Records from a dataset
((
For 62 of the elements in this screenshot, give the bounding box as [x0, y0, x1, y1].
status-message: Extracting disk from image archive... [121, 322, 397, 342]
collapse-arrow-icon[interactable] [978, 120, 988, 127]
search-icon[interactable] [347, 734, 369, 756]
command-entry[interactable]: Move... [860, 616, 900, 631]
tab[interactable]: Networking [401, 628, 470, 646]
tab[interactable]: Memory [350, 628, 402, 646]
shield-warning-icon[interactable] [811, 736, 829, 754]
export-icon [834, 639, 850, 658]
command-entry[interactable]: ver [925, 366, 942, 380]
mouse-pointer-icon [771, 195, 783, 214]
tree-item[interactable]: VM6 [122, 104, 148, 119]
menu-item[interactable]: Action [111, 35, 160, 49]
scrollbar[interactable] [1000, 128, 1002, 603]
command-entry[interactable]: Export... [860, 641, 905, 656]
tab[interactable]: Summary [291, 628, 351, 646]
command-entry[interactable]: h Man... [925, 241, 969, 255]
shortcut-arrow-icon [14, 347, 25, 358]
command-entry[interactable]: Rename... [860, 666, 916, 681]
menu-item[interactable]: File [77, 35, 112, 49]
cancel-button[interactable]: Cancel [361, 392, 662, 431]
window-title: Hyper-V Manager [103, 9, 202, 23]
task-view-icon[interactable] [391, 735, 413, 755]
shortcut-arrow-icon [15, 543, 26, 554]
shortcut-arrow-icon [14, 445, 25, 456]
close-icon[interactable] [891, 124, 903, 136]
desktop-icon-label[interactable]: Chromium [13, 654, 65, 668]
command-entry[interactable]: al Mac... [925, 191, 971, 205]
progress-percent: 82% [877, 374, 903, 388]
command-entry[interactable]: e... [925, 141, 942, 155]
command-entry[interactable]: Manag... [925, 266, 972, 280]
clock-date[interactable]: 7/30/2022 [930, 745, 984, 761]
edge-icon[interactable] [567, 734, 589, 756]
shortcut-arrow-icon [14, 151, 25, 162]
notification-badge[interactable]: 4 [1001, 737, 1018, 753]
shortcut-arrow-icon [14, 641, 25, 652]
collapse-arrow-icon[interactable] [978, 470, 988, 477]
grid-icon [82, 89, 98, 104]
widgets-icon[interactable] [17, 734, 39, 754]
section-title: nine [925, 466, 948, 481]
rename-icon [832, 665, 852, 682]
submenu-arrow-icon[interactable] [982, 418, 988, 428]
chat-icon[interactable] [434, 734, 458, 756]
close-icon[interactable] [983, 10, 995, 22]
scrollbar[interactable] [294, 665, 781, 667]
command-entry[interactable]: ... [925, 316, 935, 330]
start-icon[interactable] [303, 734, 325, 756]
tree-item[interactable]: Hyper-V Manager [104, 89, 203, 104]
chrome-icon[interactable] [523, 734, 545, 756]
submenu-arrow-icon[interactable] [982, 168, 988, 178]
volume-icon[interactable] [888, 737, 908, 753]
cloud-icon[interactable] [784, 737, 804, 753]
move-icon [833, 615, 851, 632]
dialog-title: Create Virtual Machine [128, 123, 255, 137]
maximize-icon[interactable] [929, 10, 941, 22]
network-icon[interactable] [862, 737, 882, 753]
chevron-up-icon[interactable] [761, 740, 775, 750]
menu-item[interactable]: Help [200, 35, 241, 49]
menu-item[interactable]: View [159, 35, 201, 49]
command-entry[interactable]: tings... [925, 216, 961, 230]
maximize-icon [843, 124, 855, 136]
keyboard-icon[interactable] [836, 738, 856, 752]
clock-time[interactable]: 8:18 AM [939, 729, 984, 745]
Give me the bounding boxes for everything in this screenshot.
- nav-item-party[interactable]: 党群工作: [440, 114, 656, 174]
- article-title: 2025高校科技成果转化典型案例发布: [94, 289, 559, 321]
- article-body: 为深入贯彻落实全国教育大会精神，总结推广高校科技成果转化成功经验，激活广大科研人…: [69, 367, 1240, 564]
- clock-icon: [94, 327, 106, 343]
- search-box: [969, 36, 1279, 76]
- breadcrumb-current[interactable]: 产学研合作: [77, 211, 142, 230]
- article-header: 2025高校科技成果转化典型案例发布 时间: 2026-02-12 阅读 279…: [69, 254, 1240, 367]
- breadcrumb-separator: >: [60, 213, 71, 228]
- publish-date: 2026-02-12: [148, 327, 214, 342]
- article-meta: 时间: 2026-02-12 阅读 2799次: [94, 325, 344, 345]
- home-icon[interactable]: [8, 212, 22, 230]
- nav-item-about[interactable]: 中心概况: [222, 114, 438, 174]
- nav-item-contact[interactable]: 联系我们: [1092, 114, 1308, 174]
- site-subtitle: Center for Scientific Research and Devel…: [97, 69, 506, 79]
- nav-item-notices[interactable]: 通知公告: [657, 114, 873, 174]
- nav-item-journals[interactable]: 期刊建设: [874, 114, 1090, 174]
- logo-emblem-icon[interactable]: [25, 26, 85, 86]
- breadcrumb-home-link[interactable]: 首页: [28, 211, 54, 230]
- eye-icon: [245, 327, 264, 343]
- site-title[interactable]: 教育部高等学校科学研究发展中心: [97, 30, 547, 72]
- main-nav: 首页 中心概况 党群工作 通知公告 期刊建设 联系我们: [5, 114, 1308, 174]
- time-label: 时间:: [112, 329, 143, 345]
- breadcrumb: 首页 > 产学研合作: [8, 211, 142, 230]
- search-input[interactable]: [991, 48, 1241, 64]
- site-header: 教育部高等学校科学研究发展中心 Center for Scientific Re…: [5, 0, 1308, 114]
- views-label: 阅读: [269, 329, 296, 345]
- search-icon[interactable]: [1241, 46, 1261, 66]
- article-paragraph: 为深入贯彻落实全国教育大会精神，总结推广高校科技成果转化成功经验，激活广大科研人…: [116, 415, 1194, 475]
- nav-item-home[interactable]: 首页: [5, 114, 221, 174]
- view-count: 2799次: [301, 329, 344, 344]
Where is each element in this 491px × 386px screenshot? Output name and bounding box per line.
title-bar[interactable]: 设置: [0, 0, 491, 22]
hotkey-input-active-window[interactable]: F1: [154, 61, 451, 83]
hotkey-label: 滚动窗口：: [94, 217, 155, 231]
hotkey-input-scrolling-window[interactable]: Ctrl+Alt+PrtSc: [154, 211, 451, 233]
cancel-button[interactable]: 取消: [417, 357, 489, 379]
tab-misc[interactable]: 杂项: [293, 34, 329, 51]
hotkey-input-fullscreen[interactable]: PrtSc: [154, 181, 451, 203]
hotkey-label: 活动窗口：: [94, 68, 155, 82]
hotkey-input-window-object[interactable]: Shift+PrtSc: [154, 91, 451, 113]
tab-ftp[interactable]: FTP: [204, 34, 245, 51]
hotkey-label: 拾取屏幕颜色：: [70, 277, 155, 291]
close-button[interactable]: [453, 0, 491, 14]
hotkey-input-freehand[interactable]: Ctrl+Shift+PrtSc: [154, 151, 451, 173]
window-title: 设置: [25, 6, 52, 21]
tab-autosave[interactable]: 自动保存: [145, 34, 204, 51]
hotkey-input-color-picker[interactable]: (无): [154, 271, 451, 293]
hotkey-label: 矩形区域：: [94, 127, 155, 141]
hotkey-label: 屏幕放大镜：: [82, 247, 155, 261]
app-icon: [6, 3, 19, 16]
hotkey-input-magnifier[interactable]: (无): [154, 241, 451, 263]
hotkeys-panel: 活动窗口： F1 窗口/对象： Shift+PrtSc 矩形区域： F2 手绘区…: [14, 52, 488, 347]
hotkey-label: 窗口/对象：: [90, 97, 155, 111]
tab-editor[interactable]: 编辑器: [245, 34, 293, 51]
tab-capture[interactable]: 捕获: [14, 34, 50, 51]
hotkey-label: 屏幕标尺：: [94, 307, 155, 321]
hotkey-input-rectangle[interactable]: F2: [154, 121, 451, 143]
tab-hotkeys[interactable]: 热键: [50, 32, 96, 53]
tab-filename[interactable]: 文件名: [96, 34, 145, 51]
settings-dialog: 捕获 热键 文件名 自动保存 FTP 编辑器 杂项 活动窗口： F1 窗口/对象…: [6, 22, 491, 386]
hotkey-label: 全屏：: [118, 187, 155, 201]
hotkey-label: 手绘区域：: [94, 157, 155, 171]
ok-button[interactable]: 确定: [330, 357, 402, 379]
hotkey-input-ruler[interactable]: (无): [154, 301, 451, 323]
))
## Job
Copy the records word for word, starting at their first line and ending with the line that contains "search-icon[interactable] [347, 734, 369, 756]", including that line.

## Answer to this problem
For 62 of the elements in this screenshot, give the bounding box as [x0, y0, x1, y1].
status-message: Extracting disk from image archive... [121, 322, 397, 342]
collapse-arrow-icon[interactable] [978, 120, 988, 127]
search-icon[interactable] [347, 734, 369, 756]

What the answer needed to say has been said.